Write out, unchanged, the lines from the one holding "Read this page and output its text content." to the close of the listing. Both the first and last lines belong in it.
"""
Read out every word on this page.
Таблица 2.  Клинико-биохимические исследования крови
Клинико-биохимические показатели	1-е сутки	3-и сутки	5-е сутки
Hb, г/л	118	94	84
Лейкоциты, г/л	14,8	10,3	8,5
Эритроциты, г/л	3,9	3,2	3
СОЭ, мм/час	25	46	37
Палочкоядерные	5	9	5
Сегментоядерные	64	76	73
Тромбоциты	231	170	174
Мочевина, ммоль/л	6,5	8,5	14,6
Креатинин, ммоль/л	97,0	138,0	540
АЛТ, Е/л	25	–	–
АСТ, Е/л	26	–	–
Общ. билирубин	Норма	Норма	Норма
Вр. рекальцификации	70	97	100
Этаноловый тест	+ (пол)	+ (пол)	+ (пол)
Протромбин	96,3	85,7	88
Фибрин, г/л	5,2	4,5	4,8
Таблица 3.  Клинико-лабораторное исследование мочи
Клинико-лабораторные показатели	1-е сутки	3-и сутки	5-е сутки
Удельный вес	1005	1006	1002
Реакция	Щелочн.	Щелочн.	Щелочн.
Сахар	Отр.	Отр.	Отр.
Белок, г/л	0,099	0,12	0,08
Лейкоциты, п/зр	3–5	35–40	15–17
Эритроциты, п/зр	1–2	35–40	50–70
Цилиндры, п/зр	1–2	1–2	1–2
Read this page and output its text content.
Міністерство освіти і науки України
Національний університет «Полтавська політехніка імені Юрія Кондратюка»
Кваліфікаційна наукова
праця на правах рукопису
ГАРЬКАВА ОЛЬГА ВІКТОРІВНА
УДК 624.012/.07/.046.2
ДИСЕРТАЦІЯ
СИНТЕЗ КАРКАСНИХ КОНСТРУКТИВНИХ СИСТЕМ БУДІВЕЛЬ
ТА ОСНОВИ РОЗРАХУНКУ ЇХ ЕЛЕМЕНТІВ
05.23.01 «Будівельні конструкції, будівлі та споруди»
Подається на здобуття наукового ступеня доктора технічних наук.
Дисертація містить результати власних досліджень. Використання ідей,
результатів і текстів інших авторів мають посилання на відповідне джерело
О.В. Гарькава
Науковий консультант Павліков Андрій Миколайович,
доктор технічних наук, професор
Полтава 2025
"""
● **REPLY**:
Read this page and output its text content.
Міністерство освіти і науки України
Національний університет «Полтавська політехніка імені Юрія Кондратюка»
Кваліфікаційна наукова
праця на правах рукопису
ГАРЬКАВА ОЛЬГА ВІКТОРІВНА
УДК 624.012/.07/.046.2
ДИСЕРТАЦІЯ
СИНТЕЗ КАРКАСНИХ КОНСТРУКТИВНИХ СИСТЕМ БУДІВЕЛЬ
ТА ОСНОВИ РОЗРАХУНКУ ЇХ ЕЛЕМЕНТІВ
05.23.01 «Будівельні конструкції, будівлі та споруди»
Подається на здобуття наукового ступеня доктора технічних наук.
Дисертація містить результати власних досліджень. Використання ідей,
результатів і текстів інших авторів мають посилання на відповідне джерело
О.В. Гарькава
Науковий консультант Павліков Андрій Миколайович,
доктор технічних наук, професор
Полтава 2025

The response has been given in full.